▸ Request
Output the entries verbatim, including every line.

++++ Records shown

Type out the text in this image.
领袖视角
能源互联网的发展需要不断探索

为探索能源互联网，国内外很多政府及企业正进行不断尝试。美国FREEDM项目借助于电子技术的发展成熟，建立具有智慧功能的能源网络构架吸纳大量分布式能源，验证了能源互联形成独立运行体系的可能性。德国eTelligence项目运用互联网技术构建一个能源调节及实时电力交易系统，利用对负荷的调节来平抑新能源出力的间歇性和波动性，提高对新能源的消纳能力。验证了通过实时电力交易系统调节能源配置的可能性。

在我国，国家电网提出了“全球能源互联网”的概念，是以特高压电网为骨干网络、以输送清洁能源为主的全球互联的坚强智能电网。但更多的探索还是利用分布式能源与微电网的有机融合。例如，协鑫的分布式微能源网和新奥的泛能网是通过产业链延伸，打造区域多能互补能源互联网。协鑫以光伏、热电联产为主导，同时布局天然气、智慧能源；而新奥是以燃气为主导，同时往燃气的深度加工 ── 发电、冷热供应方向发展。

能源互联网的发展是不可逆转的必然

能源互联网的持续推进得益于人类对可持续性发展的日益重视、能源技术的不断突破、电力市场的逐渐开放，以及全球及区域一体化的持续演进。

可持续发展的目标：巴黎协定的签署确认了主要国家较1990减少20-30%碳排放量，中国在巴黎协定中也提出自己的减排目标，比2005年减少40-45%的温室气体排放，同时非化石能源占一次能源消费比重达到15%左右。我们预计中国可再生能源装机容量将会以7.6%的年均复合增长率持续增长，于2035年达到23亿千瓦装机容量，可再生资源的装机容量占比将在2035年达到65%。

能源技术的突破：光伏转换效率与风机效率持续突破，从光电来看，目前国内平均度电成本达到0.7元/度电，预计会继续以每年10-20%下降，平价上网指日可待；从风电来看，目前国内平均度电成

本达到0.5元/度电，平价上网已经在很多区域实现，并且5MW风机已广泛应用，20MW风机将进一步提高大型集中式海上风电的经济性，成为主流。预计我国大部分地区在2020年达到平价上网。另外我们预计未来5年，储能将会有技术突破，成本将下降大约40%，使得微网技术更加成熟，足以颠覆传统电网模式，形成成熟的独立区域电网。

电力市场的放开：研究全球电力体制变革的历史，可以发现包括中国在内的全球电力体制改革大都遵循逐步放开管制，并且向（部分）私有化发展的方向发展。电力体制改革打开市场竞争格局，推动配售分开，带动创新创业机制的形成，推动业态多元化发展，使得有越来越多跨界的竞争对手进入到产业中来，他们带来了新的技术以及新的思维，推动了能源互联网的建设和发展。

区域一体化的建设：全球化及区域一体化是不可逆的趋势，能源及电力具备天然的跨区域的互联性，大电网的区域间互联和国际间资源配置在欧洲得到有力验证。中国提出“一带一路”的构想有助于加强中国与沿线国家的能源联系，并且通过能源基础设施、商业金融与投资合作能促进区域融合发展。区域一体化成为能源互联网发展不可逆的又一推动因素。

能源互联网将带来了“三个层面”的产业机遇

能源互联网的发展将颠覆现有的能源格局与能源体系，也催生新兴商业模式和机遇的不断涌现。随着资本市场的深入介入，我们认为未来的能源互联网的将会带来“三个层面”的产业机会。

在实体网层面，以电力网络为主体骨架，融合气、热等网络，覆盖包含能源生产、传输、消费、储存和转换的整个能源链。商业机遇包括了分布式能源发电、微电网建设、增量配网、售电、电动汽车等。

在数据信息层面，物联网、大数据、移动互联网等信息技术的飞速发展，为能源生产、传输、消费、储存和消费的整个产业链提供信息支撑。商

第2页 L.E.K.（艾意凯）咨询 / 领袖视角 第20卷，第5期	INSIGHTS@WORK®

++++++++

▸ Task solution
Type out the text in this image.
领袖视角
能源互联网的发展需要不断探索

为探索能源互联网，国内外很多政府及企业正进行不断尝试。美国FREEDM项目借助于电子技术的发展成熟，建立具有智慧功能的能源网络构架吸纳大量分布式能源，验证了能源互联形成独立运行体系的可能性。德国eTelligence项目运用互联网技术构建一个能源调节及实时电力交易系统，利用对负荷的调节来平抑新能源出力的间歇性和波动性，提高对新能源的消纳能力。验证了通过实时电力交易系统调节能源配置的可能性。

在我国，国家电网提出了“全球能源互联网”的概念，是以特高压电网为骨干网络、以输送清洁能源为主的全球互联的坚强智能电网。但更多的探索还是利用分布式能源与微电网的有机融合。例如，协鑫的分布式微能源网和新奥的泛能网是通过产业链延伸，打造区域多能互补能源互联网。协鑫以光伏、热电联产为主导，同时布局天然气、智慧能源；而新奥是以燃气为主导，同时往燃气的深度加工 ── 发电、冷热供应方向发展。

能源互联网的发展是不可逆转的必然

能源互联网的持续推进得益于人类对可持续性发展的日益重视、能源技术的不断突破、电力市场的逐渐开放，以及全球及区域一体化的持续演进。

可持续发展的目标：巴黎协定的签署确认了主要国家较1990减少20-30%碳排放量，中国在巴黎协定中也提出自己的减排目标，比2005年减少40-45%的温室气体排放，同时非化石能源占一次能源消费比重达到15%左右。我们预计中国可再生能源装机容量将会以7.6%的年均复合增长率持续增长，于2035年达到23亿千瓦装机容量，可再生资源的装机容量占比将在2035年达到65%。

能源技术的突破：光伏转换效率与风机效率持续突破，从光电来看，目前国内平均度电成本达到0.7元/度电，预计会继续以每年10-20%下降，平价上网指日可待；从风电来看，目前国内平均度电成

本达到0.5元/度电，平价上网已经在很多区域实现，并且5MW风机已广泛应用，20MW风机将进一步提高大型集中式海上风电的经济性，成为主流。预计我国大部分地区在2020年达到平价上网。另外我们预计未来5年，储能将会有技术突破，成本将下降大约40%，使得微网技术更加成熟，足以颠覆传统电网模式，形成成熟的独立区域电网。

电力市场的放开：研究全球电力体制变革的历史，可以发现包括中国在内的全球电力体制改革大都遵循逐步放开管制，并且向（部分）私有化发展的方向发展。电力体制改革打开市场竞争格局，推动配售分开，带动创新创业机制的形成，推动业态多元化发展，使得有越来越多跨界的竞争对手进入到产业中来，他们带来了新的技术以及新的思维，推动了能源互联网的建设和发展。

区域一体化的建设：全球化及区域一体化是不可逆的趋势，能源及电力具备天然的跨区域的互联性，大电网的区域间互联和国际间资源配置在欧洲得到有力验证。中国提出“一带一路”的构想有助于加强中国与沿线国家的能源联系，并且通过能源基础设施、商业金融与投资合作能促进区域融合发展。区域一体化成为能源互联网发展不可逆的又一推动因素。

能源互联网将带来了“三个层面”的产业机遇

能源互联网的发展将颠覆现有的能源格局与能源体系，也催生新兴商业模式和机遇的不断涌现。随着资本市场的深入介入，我们认为未来的能源互联网的将会带来“三个层面”的产业机会。

在实体网层面，以电力网络为主体骨架，融合气、热等网络，覆盖包含能源生产、传输、消费、储存和转换的整个能源链。商业机遇包括了分布式能源发电、微电网建设、增量配网、售电、电动汽车等。

在数据信息层面，物联网、大数据、移动互联网等信息技术的飞速发展，为能源生产、传输、消费、储存和消费的整个产业链提供信息支撑。商

第2页 L.E.K.（艾意凯）咨询 / 领袖视角 第20卷，第5期	INSIGHTS@WORK®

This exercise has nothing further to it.